Collection entries:
----

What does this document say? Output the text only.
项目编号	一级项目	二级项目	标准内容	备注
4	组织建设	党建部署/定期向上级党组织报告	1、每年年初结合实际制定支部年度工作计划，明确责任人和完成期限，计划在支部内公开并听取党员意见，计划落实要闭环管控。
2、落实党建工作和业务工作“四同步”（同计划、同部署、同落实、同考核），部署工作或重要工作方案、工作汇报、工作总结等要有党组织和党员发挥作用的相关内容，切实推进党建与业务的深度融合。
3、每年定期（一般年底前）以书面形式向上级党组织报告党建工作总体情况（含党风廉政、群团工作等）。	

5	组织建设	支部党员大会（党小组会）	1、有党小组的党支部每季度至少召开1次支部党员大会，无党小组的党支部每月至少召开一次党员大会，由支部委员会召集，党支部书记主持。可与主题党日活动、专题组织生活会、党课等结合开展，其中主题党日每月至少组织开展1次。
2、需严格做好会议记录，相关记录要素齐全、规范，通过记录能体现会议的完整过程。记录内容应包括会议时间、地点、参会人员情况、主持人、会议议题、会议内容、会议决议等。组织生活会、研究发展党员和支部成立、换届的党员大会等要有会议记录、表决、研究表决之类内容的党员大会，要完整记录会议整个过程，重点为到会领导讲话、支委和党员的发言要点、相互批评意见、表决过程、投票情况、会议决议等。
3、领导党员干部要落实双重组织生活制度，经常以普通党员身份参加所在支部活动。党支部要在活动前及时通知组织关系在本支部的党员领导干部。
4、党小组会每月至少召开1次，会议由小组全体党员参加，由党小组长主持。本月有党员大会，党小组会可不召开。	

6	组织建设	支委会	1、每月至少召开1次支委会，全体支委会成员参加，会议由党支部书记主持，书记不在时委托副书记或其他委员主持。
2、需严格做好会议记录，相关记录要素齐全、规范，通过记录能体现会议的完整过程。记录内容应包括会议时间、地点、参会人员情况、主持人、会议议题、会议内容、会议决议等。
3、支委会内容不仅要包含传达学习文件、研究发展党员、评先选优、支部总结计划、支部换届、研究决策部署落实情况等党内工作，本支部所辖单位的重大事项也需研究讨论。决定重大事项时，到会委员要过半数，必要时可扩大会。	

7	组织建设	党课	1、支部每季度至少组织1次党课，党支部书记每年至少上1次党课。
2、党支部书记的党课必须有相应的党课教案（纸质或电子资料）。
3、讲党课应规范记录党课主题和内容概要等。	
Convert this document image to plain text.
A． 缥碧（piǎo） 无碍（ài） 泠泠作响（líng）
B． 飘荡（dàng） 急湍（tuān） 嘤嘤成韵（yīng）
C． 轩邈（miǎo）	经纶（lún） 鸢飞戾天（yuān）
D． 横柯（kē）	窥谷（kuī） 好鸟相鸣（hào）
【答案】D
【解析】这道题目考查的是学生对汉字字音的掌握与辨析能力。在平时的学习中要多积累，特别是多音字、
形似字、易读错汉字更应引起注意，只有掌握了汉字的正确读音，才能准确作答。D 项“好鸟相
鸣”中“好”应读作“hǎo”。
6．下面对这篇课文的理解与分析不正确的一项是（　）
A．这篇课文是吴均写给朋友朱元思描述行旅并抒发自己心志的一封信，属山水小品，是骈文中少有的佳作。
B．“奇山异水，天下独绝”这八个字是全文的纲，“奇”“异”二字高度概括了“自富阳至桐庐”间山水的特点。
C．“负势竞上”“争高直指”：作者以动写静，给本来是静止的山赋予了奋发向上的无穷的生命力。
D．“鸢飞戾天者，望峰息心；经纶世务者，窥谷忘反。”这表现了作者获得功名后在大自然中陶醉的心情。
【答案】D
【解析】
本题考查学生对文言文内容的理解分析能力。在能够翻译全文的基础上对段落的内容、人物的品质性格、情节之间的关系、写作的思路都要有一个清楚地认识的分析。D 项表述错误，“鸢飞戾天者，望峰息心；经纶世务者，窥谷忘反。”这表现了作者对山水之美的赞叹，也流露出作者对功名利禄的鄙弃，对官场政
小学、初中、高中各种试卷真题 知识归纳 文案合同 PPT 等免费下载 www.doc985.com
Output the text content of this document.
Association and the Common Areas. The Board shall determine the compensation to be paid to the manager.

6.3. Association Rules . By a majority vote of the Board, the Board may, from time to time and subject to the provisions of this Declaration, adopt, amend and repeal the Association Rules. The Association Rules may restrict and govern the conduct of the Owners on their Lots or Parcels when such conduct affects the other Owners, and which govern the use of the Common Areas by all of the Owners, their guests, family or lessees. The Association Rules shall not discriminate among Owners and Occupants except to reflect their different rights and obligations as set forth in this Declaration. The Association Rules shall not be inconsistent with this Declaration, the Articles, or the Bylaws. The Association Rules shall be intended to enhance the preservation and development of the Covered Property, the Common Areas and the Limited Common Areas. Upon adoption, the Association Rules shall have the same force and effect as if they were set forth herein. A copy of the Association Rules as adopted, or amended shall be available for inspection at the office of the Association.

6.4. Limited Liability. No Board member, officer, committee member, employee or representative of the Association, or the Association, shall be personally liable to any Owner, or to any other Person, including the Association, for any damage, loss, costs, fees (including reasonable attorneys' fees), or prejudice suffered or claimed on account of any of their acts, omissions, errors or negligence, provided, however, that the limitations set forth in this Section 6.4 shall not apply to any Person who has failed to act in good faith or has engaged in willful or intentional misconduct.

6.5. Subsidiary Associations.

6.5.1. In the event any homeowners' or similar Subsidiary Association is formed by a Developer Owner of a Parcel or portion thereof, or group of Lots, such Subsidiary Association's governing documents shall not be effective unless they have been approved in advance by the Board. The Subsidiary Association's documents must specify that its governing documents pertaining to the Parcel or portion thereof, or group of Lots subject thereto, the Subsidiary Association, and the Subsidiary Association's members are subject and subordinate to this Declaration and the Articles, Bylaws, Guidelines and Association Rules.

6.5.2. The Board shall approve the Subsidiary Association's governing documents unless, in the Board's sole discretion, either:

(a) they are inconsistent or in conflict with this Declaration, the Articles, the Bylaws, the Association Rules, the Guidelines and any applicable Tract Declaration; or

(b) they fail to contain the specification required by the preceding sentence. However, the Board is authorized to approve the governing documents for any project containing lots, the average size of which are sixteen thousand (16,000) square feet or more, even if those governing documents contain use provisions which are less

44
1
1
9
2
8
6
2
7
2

----

STATED PROBLEM: Look through the material and say how many lines hold "记录内容应包括会议时间". Give the number only.

RESPONSE: 2